- **Challenge**
Extract every line that includes the string "select".

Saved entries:

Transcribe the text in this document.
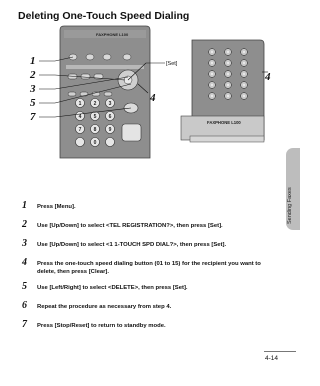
Deleting One-Touch Speed Dialing
FAXPHONE L100
1 2 3
4 5 6
7 8 9
0
1
2
3
5
7
[Set]
4
FAXPHONE L100
4
Sending Faxes
1 Press [Menu].
2 Use [Up/Down] to select <TEL REGISTRATION?>, then press [Set].
3 Use [Up/Down] to select <1 1-TOUCH SPD DIAL?>, then press [Set].
4 Press the one-touch speed dialing button (01 to 15) for the recipient you want to delete, then press [Clear].
5 Use [Left/Right] to select <DELETE>, then press [Set].
6 Repeat the procedure as necessary from step 4.
7 Press [Stop/Reset] to return to standby mode.
4-14
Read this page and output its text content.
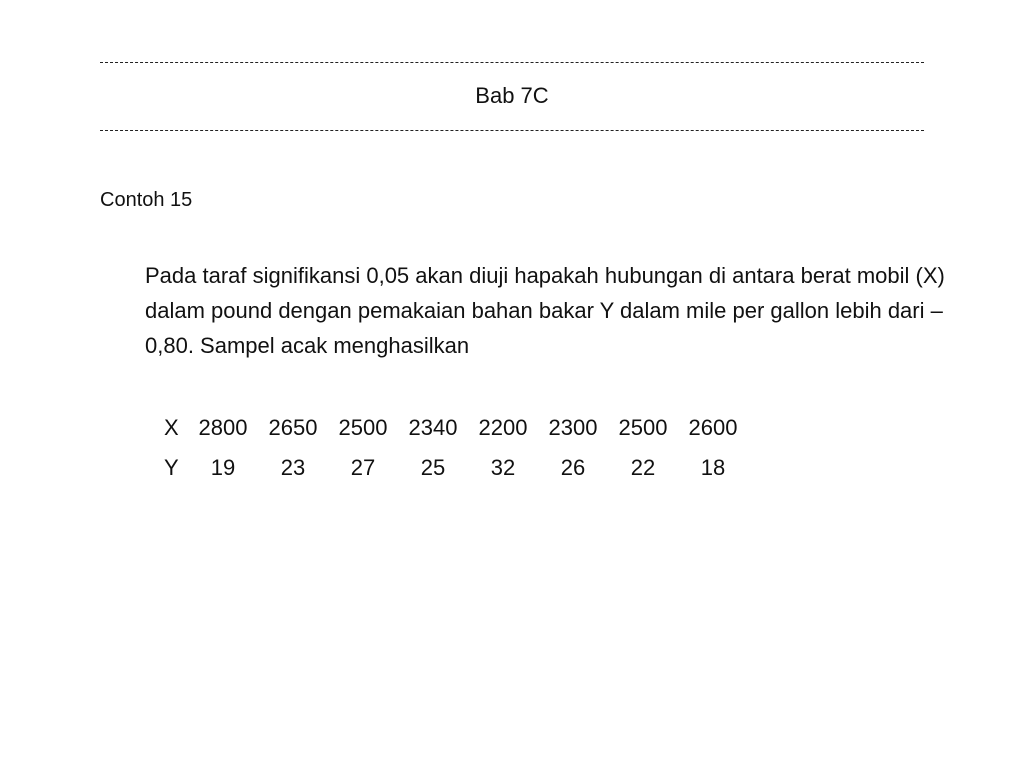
Bab 7C
Contoh 15
Pada taraf signifikansi 0,05 akan diuji hapakah hubungan di antara berat mobil (X) dalam pound dengan pemakaian bahan bakar Y dalam mile per gallon lebih dari – 0,80. Sampel acak menghasilkan
X	2800	2650	2500	2340	2200	2300	2500	2600
Y	19	23	27	25	32	26	22	18
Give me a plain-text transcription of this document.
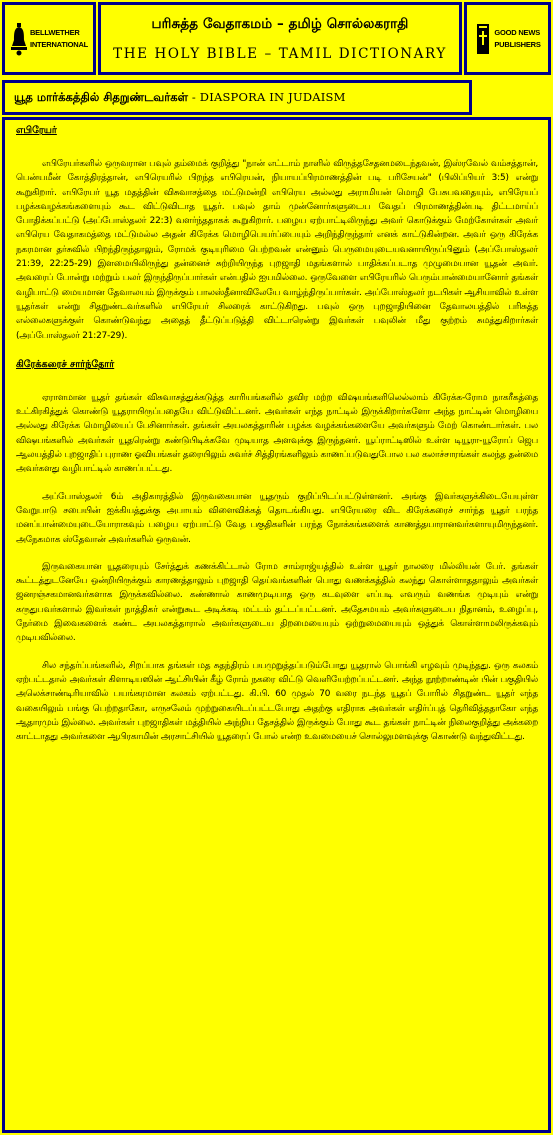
BELLWETHER
INTERNATIONAL
பரிசுத்த வேதாகமம் – தமிழ் சொல்லகராதி
THE HOLY BIBLE – TAMIL DICTIONARY
GOOD NEWS
PUBLISHERS
யூத மார்க்கத்தில் சிதறுண்டவர்கள் - DIASPORA IN JUDAISM
எபிரேயர்

எபிரேயர்களில் ஒருவரான பவுல் தம்மைக் குறித்து "நான் எட்டாம் நாளில் விருத்தசேதனமடைந்தவன், இஸ்ரவேல் வம்சத்தான், பென்யமீன் கோத்திரத்தான், எபிரெயரில் பிறந்த எபிரெயன், நியாயப்பிரமாணத்தின் படி பரிசேயன்" (பிலிப்பியர் 3:5) என்று கூறுகிறார். எபிரேயர் யூத மதத்தின் விசுவாசத்தை மட்டுமன்றி எபிரெய அல்லது அராமியன் மொழி பேசுபவதையும், எபிரேயப் பழக்கவழக்கங்களையும் கூட விட்டுவிடாத யூதர். பவுல் தாம் முன்னோர்களுடைய வேதப் பிரமாணத்தின்படி திட்டமாய்ப் போதிக்கப்பட்டு (அப்போஸ்தலர் 22:3) வளர்ந்ததாகக் கூறுகிறார். பழைய ஏற்பாட்டிலிருந்து அவர் கொடுக்கும் மேற்கோள்கள் அவர் எபிரெய வேதாகமத்தை மட்டுமல்ல அதன் கிரேக்க மொழிபெயர்ப்பையும் அறிந்திருந்தார் எனக் காட்டுகின்றன. அவர் ஒரு கிரேக்க நகரமான தர்சுவில் பிறந்திருந்தாலும், ரோமக் குடியுரிமை பெற்றவன் என்னும் பெருமையுடையவனாயிருப்பினும் (அப்போஸ்தலர் 21:39, 22:25-29) இளமையிலிருந்து தன்னைச் சுற்றியிருந்த புறஜாதி மதங்களால் பாதிக்கப்படாத முழுமையான யூதன் அவர். அவரைப் போன்று மற்றும் பலர் இருந்திருப்பார்கள் என்பதில் ஐயமில்லை. ஒருவேளை எபிரேயரில் பெரும்பான்மையானோர் தங்கள் வழிபாட்டு மையமான தேவாலயம் இருக்கும் பாலஸ்தீனாவிலேயே வாழ்ந்திருப்பார்கள். அப்போஸ்தலர் நடபிகள் ஆசியாவில் உள்ள யூதர்கள் என்று சிதறுண்டவர்களில் எபிரேயர் சிலரைக் காட்டுகிறது. பவுல் ஒரு புறஜாதியினை தேவாலயத்தில் பரிசுத்த எல்லைகளுக்குள் கொண்டுவந்து அதைத் தீட்டுப்படுத்தி விட்டாரென்று இவர்கள் பவுலின் மீது குற்றம் சுமத்துகிறார்கள் (அப்போஸ்தலர் 21:27-29).

கிரேக்கரைச் சார்ந்தோர்

ஏராளமான யூதர் தங்கள் விசுவாசத்துக்கடுத்த காரியங்களில் தவிர மற்ற விஷயங்களிலெல்லாம் கிரேக்க-ரோம நாகரீகத்தை உட்கிரகித்துக் கொண்டு யூதராயிருப்பதையே விட்டுவிட்டனர். அவர்கள் எந்த நாட்டில் இருக்கிறார்களோ அந்த நாட்டின் மொழியை அல்லது கிரேக்க மொழியைப் பேசினார்கள். தங்கள் அயலகத்தாரின் பழக்க வழக்கங்களையே அவர்களும் மேற் கொண்டார்கள். பல விஷயங்களில் அவர்கள் யூதரென்று கண்டுபிடிக்கவே முடியாத அளவுக்கு இருந்தனர். யூப்ராட்டிஸில் உள்ள டியூரா-யூரோப் ஜெப ஆலயத்தில் புறஜாதிப் புராண ஓவியங்கள் தரையிலும் சுவர்ச் சித்திரங்களிலும் காணப்படுவதுபோல பல கலாச்சாரங்கள் கலந்த தன்மை அவர்களது வழிபாட்டில் காணப்பட்டது.

அப்போஸ்தலர் 6ம் அதிகாரத்தில் இருவகையான யூதரும் குறிப்பிடப்பட்டுள்ளனர். அங்கு இவர்களுக்கிடையேயுள்ள வேறுபாடு சபையின் ஐக்கியத்துக்கு அபாயம் விளைவிக்கத் தொடங்கியது. எபிரேயரை விட கிரேக்கரைச் சார்ந்த யூதர் பரந்த மனப்பான்மையுடையோராகவும் பழைய ஏற்பாட்டு வேத பகுதிகளின் பரந்த நோக்கங்களைக் காணத்தயாரானவர்களாயுமிருந்தனர். அநேகமாக ஸ்தேவான் அவர்களில் ஒருவன்.

இருவகையான யூதரையும் சேர்த்துக் கணக்கிட்டால் ரோம சாம்ராஜ்யத்தில் உள்ள யூதர் நாலரை மில்லியன் பேர். தங்கள் கூட்டத்துடனேயே ஒன்றியிருக்கும் காரணத்தாலும் புறஜாதி தெய்வங்களின் பொது வணக்கத்தில் கலந்து கொள்ளாததாலும் அவர்கள் ஜனரஞ்சகமானவர்களாக இருக்கவில்லை. கண்ணால் காணமுடியாத ஒரு கடவுளை எப்படி எவரும் வணங்க முடியும் என்று கருதுபவர்களால் இவர்கள் நாத்திகர் என்றுகூட அடிக்கடி மட்டம் தட்டப்பட்டனர். அதேசமயம் அவர்களுடைய நிதானம், உழைப்பு, நேர்மை இவைகளைக் கண்ட அயலகத்தாரால் அவர்களுடைய திறமையையும் ஒற்றுமையையும் ஒத்துக் கொள்ளாமலிருக்கவும் முடியவில்லை.

சில சந்தர்ப்பங்களில், சிறப்பாக தங்கள் மத சுதந்திரம் பயமுறுத்தப்படும்போது யூதரால் பொங்கி எழவும் முடிந்தது. ஒரு கலகம் ஏற்பட்டதால் அவர்கள் கிளாடியஸின் ஆட்சியின் கீழ் ரோம் நகரை விட்டு வெளியேற்றப்பட்டனர். அந்த நூற்றாண்டின் பின் பகுதியில் அலெக்சாண்டிரியாவில் பயங்கரமான கலகம் ஏற்பட்டது. கி.பி. 60 முதல் 70 வரை நடந்த யூதப் போரில் சிதறுண்ட யூதர் எந்த வகையிலும் பங்கு பெற்றதாகோ, எருசலேம் முற்றுகையிடப்பட்டபோது அதற்கு எதிராக அவர்கள் எதிர்ப்புத் தெரிவித்ததாகோ எந்த ஆதாரமும் இல்லை. அவர்கள் புறஜாதிகள் மத்தியில் அந்நிய தேசத்தில் இருக்கும் போது கூட தங்கள் நாட்டின் நிலைகுறித்து அக்கறை காட்டாதது அவர்களை ஆபிரகாமின் அரசாட்சியில் யூதரைப் போல் என்ற உவமையைச் சொல்லுமளவுக்கு கொண்டு வந்துவிட்டது.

- **Result of this task**
2 Use [Up/Down] to select <TEL REGISTRATION?>, then press [Set].
3 Use [Up/Down] to select <1 1-TOUCH SPD DIAL?>, then press [Set].
5 Use [Left/Right] to select <DELETE>, then press [Set].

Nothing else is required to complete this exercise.